EXERCISE AIM. Return the entries verbatim and drop every picture.

+-------+

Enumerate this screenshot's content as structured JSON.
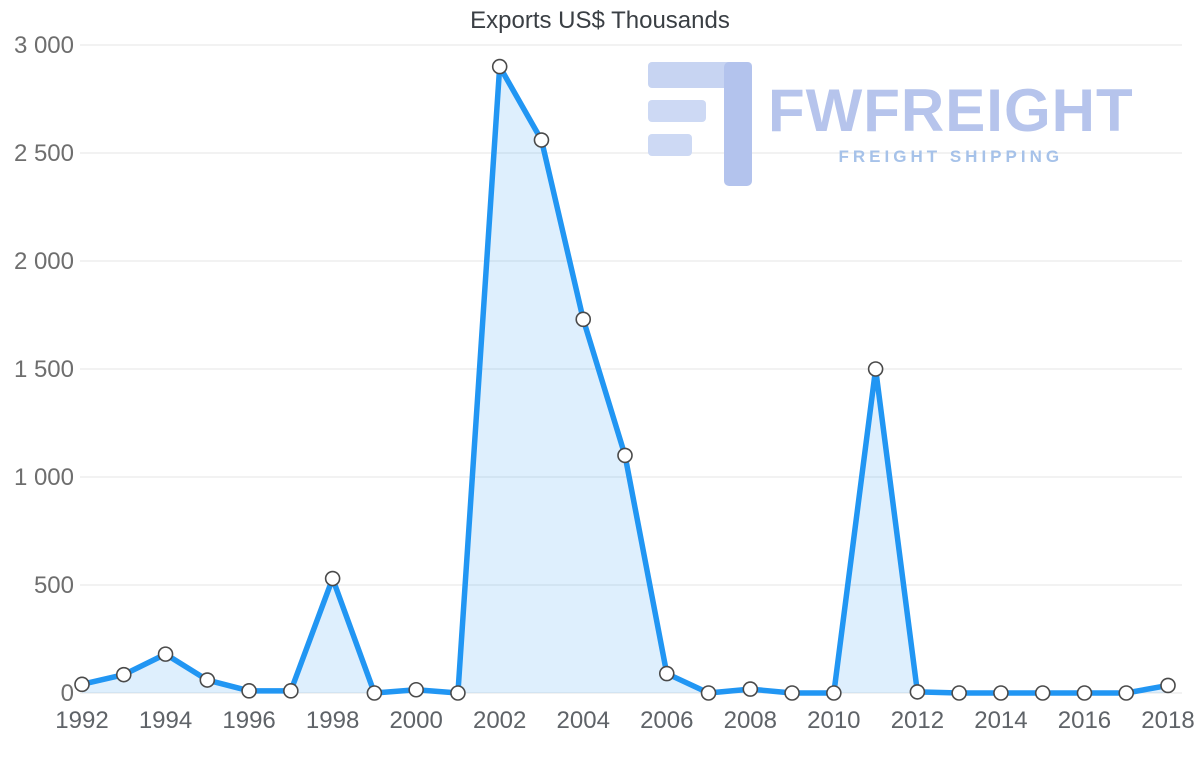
{
  "watermark": {
    "brand": "FWFREIGHT",
    "tagline": "FREIGHT SHIPPING",
    "brand_color": "#b6c4ec",
    "tagline_color": "#a6c2e9"
  },
  "chart_data": {
    "type": "area",
    "title": "Exports US$ Thousands",
    "xlabel": "",
    "ylabel": "US$ Thousands",
    "x": [
      1992,
      1993,
      1994,
      1995,
      1996,
      1997,
      1998,
      1999,
      2000,
      2001,
      2002,
      2003,
      2004,
      2005,
      2006,
      2007,
      2008,
      2009,
      2010,
      2011,
      2012,
      2013,
      2014,
      2015,
      2016,
      2017,
      2018
    ],
    "series": [
      {
        "name": "Exports US$ Thousands",
        "values": [
          40,
          85,
          180,
          60,
          10,
          10,
          530,
          0,
          15,
          0,
          2900,
          2560,
          1730,
          1100,
          90,
          0,
          18,
          0,
          0,
          1500,
          5,
          0,
          0,
          0,
          0,
          0,
          35
        ]
      }
    ],
    "ylim": [
      0,
      3000
    ],
    "xlim": [
      1992,
      2018
    ],
    "y_ticks": [
      0,
      500,
      1000,
      1500,
      2000,
      2500,
      3000
    ],
    "y_tick_labels": [
      "0",
      "500",
      "1 000",
      "1 500",
      "2 000",
      "2 500",
      "3 000"
    ],
    "x_tick_years": [
      1992,
      1994,
      1996,
      1998,
      2000,
      2002,
      2004,
      2006,
      2008,
      2010,
      2012,
      2014,
      2016,
      2018
    ],
    "x_tick_labels": [
      "1992",
      "1994",
      "1996",
      "1998",
      "2000",
      "2002",
      "2004",
      "2006",
      "2008",
      "2010",
      "2012",
      "2014",
      "2016",
      "2018"
    ],
    "grid": "horizontal",
    "legend": "none",
    "marker_shape": "circle",
    "colors": {
      "line": "#2196f3",
      "fill": "rgba(33,150,243,0.15)",
      "marker_fill": "#ffffff",
      "marker_stroke": "#4a4a4a",
      "grid": "#e4e4e4",
      "y_axis_text": "#6e6e6e",
      "x_axis_text": "#5f6368",
      "title_text": "#3a3f44"
    }
  }
}
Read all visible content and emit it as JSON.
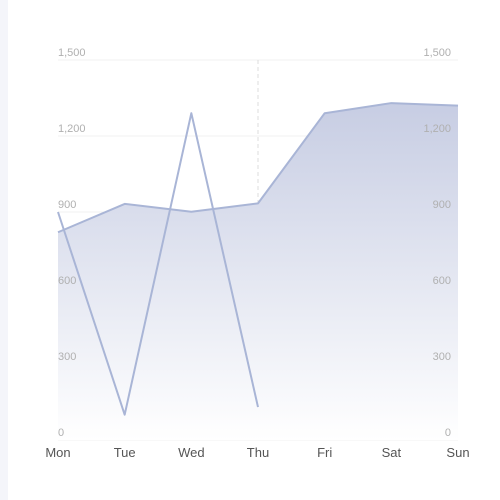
{
  "chart_data": {
    "type": "area",
    "categories": [
      "Mon",
      "Tue",
      "Wed",
      "Thu",
      "Fri",
      "Sat",
      "Sun"
    ],
    "series": [
      {
        "values": [
          820,
          932,
          901,
          934,
          1290,
          1330,
          1320
        ],
        "fill": "area"
      },
      {
        "values": [
          900,
          100,
          1290,
          130,
          null,
          null,
          null
        ],
        "fill": "none"
      }
    ],
    "y_left": {
      "ticks": [
        "0",
        "300",
        "600",
        "900",
        "1,200",
        "1,500"
      ],
      "ylim": [
        0,
        1500
      ]
    },
    "y_right": {
      "ticks": [
        "0",
        "300",
        "600",
        "900",
        "1,200",
        "1,500"
      ],
      "ylim": [
        0,
        1500
      ]
    },
    "grid": true,
    "highlight_category": "Thu",
    "colors": {
      "line": "#a9b5d6",
      "area_top": "#c7cde3",
      "area_bottom": "#ffffff",
      "grid": "#f0f0f0",
      "pointer": "#dddddd"
    }
  }
}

+-------+

SOLUTION.
Enumerate this screenshot's content as structured JSON.
{
  "watermark": {
    "brand": "FWFREIGHT",
    "tagline": "FREIGHT SHIPPING",
    "brand_color": "#b6c4ec",
    "tagline_color": "#a6c2e9"
  },
  "chart_data": {
    "type": "area",
    "title": "Exports US$ Thousands",
    "xlabel": "",
    "ylabel": "US$ Thousands",
    "x": [
      1992,
      1993,
      1994,
      1995,
      1996,
      1997,
      1998,
      1999,
      2000,
      2001,
      2002,
      2003,
      2004,
      2005,
      2006,
      2007,
      2008,
      2009,
      2010,
      2011,
      2012,
      2013,
      2014,
      2015,
      2016,
      2017,
      2018
    ],
    "series": [
      {
        "name": "Exports US$ Thousands",
        "values": [
          40,
          85,
          180,
          60,
          10,
          10,
          530,
          0,
          15,
          0,
          2900,
          2560,
          1730,
          1100,
          90,
          0,
          18,
          0,
          0,
          1500,
          5,
          0,
          0,
          0,
          0,
          0,
          35
        ]
      }
    ],
    "ylim": [
      0,
      3000
    ],
    "xlim": [
      1992,
      2018
    ],
    "y_ticks": [
      0,
      500,
      1000,
      1500,
      2000,
      2500,
      3000
    ],
    "y_tick_labels": [
      "0",
      "500",
      "1 000",
      "1 500",
      "2 000",
      "2 500",
      "3 000"
    ],
    "x_tick_years": [
      1992,
      1994,
      1996,
      1998,
      2000,
      2002,
      2004,
      2006,
      2008,
      2010,
      2012,
      2014,
      2016,
      2018
    ],
    "x_tick_labels": [
      "1992",
      "1994",
      "1996",
      "1998",
      "2000",
      "2002",
      "2004",
      "2006",
      "2008",
      "2010",
      "2012",
      "2014",
      "2016",
      "2018"
    ],
    "grid": "horizontal",
    "legend": "none",
    "marker_shape": "circle",
    "colors": {
      "line": "#2196f3",
      "fill": "rgba(33,150,243,0.15)",
      "marker_fill": "#ffffff",
      "marker_stroke": "#4a4a4a",
      "grid": "#e4e4e4",
      "y_axis_text": "#6e6e6e",
      "x_axis_text": "#5f6368",
      "title_text": "#3a3f44"
    }
  }
}
Read all visible content and emit it as JSON.
{
  "chart_data": {
    "type": "area",
    "categories": [
      "Mon",
      "Tue",
      "Wed",
      "Thu",
      "Fri",
      "Sat",
      "Sun"
    ],
    "series": [
      {
        "values": [
          820,
          932,
          901,
          934,
          1290,
          1330,
          1320
        ],
        "fill": "area"
      },
      {
        "values": [
          900,
          100,
          1290,
          130,
          null,
          null,
          null
        ],
        "fill": "none"
      }
    ],
    "y_left": {
      "ticks": [
        "0",
        "300",
        "600",
        "900",
        "1,200",
        "1,500"
      ],
      "ylim": [
        0,
        1500
      ]
    },
    "y_right": {
      "ticks": [
        "0",
        "300",
        "600",
        "900",
        "1,200",
        "1,500"
      ],
      "ylim": [
        0,
        1500
      ]
    },
    "grid": true,
    "highlight_category": "Thu",
    "colors": {
      "line": "#a9b5d6",
      "area_top": "#c7cde3",
      "area_bottom": "#ffffff",
      "grid": "#f0f0f0",
      "pointer": "#dddddd"
    }
  }
}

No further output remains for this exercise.